### [Written instruction]
Copy out word for word the stretch of the forum post below from "cmac has asked" through "this for itself.".

### [Passage provided]
————————

Beefy Boxes and Bandwidth Generously Provided by pair Networks
We don't bite newbies here... much
 
PerlMonks  

problem porting to threaded mode

by cmac (Monk)
on Jan 01, 2009 at 05:03 UTC ( [id://733599]=perlquestion: print w/replies, xml ) Need Help??

cmac has asked for the wisdom of the Perl Monks concerning the following question:

Trying to shift our largely mod_perl2 web site to an Apache2 threaded MPM and perl ithreads. The following works under the non-threaded prefork MPM:
use DB_File; my @dbs; # array of hash references my @dbModTime; # mod times of db files my @dbfns; # array of database pathnames # executed before fork into child processes sub post_config { my $db; my $s = $_[3]; # tie the DBs and get their mod times for ($db = 0; $db < @dbfn; $db++) { $dbs[$db] = {}; tie %{$dbs[$db]}, "DB_File", $dbfn[$db], O_RDONLY or die ((caller 0)[3]. " can't tie " . $dbfn[$db] . ": $!"); $dbModTime[$db] = (CORE::stat($dbfn[$db]))[9] or die ((caller 0)[3]. " can't stat " . $dbfn[$db] . ": $!"); } }
The routines that use the databases re-stat the DB files and untie and re-tie a DB that has changed. Each child process must do this for itself.

In the threaded environment, any thread within a process may discover that such an untie and re-tie is necessary, but such an operation should be effective for the other threads in the process as well. This means that @dbs and @dbModTime should be shared among the threads:
use threads; use threads::shared; my @dbs :shared; # array of hash references my @dbModTime :shared; # mod times of db files
Making only the changes above makes perl complain "Invalid value for shared scalar" about the $dbs[$db] = {}; line. This error message can be fixed as follows:
for ($db = 0; $db < @dbfn; $db++) { $dbs[$db] = shared_clone({}); tie %{$dbs[$db]}, "DB_File", $dbfn[$db], O_RDONLY or die ((caller 0)[3]. " can't tie " . $dbfn[$db] . ": $!"); $dbModTime[$db] = (CORE::stat($dbfn[$db]))[9] or die ((caller 0)[3]. " can't stat " . $dbfn[$db] . ": $!"); $s->log->notice ($dbfn[$db]." has " .scalar(keys(%{$dbs[$db]}))." entries"); }
Unfortunately, when this is done the DBs look empty, and the log notices for each DB show "0 entries".

————————

### [Records shown]

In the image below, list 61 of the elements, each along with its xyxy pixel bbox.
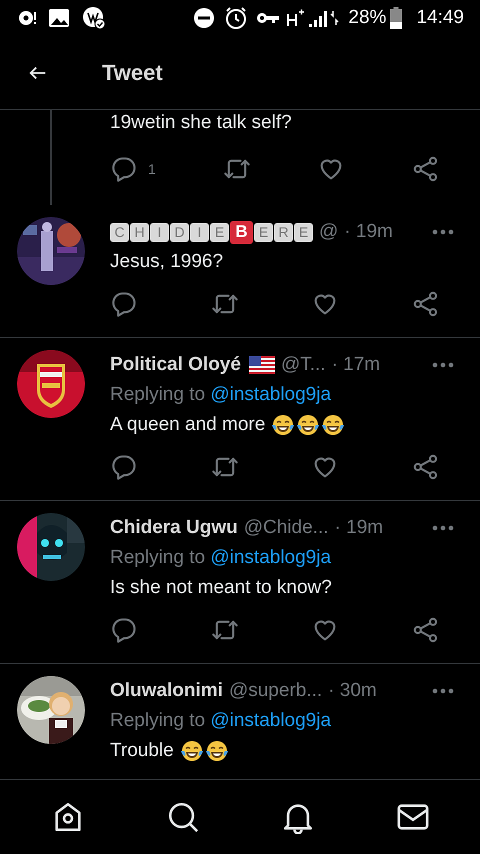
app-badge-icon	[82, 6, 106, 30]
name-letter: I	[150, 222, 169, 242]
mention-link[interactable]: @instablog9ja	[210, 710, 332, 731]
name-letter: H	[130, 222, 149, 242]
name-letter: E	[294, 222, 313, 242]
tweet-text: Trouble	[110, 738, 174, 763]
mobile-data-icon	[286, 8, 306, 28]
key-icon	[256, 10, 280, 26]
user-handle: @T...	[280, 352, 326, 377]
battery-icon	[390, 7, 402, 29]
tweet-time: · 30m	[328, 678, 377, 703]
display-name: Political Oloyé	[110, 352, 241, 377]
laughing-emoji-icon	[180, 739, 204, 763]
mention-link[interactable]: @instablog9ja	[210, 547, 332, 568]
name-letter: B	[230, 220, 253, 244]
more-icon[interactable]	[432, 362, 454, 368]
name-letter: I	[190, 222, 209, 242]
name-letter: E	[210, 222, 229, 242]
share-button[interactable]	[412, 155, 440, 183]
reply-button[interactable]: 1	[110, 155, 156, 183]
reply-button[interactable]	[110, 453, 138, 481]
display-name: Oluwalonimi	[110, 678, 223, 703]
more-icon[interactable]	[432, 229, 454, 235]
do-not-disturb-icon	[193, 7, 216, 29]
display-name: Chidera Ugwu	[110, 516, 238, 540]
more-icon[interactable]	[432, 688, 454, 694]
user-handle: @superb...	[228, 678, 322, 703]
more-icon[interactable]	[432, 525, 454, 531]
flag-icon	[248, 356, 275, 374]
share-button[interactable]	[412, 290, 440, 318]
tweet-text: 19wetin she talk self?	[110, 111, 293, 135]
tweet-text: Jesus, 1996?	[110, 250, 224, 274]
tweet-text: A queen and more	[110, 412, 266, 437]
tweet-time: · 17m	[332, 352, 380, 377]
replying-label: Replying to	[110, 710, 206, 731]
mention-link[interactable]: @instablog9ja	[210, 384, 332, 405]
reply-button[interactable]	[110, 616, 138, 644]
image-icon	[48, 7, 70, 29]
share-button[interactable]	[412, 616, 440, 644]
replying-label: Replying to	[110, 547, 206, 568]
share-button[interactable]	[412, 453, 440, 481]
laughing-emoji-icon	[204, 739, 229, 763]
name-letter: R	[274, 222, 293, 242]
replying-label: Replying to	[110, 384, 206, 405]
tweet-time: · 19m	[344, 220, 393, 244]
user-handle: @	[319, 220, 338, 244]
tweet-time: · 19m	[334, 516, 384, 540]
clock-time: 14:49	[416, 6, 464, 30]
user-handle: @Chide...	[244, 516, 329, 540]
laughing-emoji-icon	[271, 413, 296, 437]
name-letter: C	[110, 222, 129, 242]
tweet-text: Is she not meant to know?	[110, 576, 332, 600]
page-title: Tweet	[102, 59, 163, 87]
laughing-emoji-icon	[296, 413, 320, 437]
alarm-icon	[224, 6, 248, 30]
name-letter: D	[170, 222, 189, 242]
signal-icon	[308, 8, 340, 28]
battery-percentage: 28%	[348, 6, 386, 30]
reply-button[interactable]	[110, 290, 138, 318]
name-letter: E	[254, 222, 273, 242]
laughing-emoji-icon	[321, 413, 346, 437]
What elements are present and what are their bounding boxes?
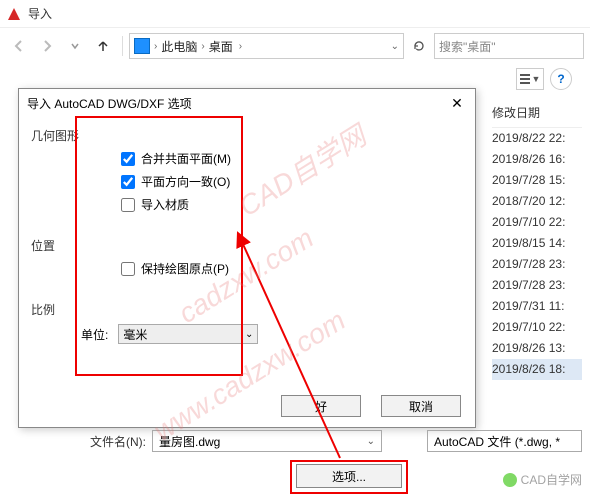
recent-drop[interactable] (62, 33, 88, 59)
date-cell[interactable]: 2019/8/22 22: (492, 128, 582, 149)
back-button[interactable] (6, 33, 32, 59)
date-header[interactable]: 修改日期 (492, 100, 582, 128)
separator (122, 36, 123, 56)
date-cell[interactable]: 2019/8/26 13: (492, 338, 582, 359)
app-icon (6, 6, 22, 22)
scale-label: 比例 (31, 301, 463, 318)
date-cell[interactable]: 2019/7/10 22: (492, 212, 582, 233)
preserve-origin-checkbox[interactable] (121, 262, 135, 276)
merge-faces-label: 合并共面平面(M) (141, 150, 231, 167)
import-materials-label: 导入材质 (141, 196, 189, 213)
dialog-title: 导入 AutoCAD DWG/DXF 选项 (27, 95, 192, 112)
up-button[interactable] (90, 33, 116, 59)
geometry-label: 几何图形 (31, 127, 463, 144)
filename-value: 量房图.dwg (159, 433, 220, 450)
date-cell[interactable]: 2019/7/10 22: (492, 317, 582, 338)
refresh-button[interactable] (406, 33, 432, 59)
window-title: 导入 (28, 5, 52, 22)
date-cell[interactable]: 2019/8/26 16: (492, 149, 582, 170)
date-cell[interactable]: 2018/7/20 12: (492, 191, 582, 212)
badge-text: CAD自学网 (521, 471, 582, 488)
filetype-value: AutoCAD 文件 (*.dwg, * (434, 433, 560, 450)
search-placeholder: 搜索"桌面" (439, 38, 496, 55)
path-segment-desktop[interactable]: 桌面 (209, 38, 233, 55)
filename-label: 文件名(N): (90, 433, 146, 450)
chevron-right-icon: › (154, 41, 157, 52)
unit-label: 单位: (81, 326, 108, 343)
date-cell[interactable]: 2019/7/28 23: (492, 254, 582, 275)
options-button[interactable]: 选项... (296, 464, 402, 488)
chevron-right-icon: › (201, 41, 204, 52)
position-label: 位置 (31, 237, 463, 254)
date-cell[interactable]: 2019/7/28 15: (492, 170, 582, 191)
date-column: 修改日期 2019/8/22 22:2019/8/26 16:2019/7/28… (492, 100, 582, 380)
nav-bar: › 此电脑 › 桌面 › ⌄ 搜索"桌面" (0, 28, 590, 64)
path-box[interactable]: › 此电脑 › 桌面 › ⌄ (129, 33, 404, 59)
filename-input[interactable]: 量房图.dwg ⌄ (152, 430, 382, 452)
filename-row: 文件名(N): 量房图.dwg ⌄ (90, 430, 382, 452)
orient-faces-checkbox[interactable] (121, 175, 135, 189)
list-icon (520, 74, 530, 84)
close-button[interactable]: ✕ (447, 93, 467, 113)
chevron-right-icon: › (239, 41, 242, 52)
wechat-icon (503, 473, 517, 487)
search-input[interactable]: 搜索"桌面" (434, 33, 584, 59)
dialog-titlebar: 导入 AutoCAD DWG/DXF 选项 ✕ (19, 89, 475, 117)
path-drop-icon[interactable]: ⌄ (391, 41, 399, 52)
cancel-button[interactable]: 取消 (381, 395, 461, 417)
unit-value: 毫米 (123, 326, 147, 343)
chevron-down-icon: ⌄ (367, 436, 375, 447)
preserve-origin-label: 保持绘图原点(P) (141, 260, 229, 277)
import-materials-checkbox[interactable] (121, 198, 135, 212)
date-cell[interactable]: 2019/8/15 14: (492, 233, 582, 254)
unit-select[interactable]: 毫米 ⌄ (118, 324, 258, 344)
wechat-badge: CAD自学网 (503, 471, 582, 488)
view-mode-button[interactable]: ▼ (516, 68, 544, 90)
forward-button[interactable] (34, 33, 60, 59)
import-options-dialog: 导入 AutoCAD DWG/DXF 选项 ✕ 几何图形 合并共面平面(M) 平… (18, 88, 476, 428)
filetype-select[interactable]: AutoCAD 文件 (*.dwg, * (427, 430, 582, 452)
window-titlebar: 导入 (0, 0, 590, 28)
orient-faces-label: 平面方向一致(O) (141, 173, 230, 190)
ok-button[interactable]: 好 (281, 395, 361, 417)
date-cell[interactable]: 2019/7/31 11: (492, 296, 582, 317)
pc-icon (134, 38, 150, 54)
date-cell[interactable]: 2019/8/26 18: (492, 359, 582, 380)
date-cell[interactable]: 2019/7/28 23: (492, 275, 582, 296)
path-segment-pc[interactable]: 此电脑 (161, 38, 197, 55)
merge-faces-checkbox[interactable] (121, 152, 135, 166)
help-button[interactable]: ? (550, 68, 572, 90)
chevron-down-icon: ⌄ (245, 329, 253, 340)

————————

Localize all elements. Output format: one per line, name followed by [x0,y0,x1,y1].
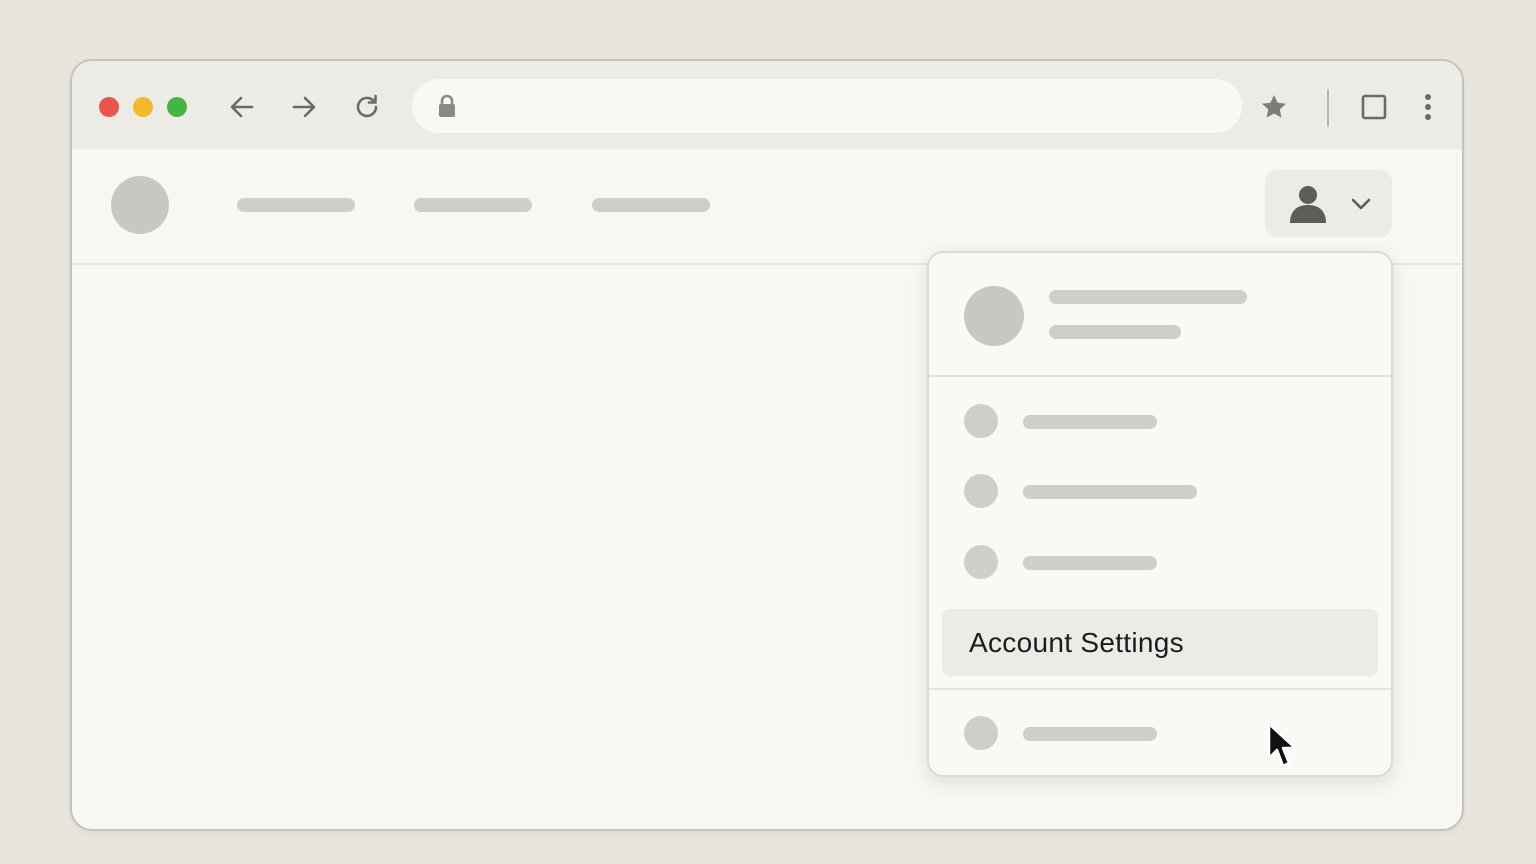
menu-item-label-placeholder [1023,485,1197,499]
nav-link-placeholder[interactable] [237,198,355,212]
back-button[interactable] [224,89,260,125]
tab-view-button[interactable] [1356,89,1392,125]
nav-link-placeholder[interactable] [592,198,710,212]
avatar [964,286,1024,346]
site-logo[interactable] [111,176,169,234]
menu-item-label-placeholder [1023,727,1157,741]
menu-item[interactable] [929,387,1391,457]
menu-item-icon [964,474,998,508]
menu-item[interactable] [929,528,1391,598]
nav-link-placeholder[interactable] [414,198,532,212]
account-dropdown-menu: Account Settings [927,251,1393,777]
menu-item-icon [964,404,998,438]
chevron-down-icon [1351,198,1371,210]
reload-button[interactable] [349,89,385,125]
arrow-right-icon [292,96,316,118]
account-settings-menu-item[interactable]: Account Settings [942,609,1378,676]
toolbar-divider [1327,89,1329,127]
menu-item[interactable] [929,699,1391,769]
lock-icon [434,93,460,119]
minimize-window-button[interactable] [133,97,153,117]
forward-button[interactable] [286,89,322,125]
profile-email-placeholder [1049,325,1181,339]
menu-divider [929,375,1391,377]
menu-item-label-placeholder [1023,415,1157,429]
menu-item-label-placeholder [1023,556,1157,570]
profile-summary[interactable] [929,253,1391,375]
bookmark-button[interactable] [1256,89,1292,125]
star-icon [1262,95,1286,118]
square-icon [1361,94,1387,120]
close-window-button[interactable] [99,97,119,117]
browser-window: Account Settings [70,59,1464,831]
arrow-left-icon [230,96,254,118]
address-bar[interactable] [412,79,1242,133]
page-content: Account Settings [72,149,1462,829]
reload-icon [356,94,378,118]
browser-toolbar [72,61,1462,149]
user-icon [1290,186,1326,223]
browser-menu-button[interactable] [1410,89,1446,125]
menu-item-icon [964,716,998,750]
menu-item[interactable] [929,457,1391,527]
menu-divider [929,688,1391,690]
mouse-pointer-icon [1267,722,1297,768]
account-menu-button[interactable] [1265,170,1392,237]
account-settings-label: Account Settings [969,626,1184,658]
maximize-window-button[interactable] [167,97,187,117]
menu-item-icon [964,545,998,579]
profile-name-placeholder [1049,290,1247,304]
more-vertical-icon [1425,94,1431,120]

————————

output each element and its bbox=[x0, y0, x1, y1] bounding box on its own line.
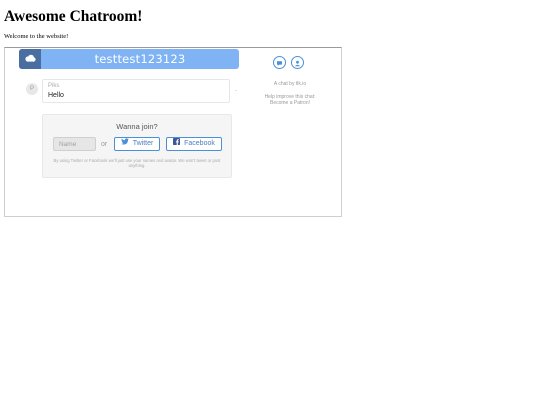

————————

### [Worked answer]
cmac has asked for the wisdom of the Perl Monks concerning the following question:

Trying to shift our largely mod_perl2 web site to an Apache2 threaded MPM and perl ithreads. The following works under the non-threaded prefork MPM:
use DB_File; my @dbs; # array of hash references my @dbModTime; # mod times of db files my @dbfns; # array of database pathnames # executed before fork into child processes sub post_config { my $db; my $s = $_[3]; # tie the DBs and get their mod times for ($db = 0; $db < @dbfn; $db++) { $dbs[$db] = {}; tie %{$dbs[$db]}, "DB_File", $dbfn[$db], O_RDONLY or die ((caller 0)[3]. " can't tie " . $dbfn[$db] . ": $!"); $dbModTime[$db] = (CORE::stat($dbfn[$db]))[9] or die ((caller 0)[3]. " can't stat " . $dbfn[$db] . ": $!"); } }
The routines that use the databases re-stat the DB files and untie and re-tie a DB that has changed. Each child process must do this for itself.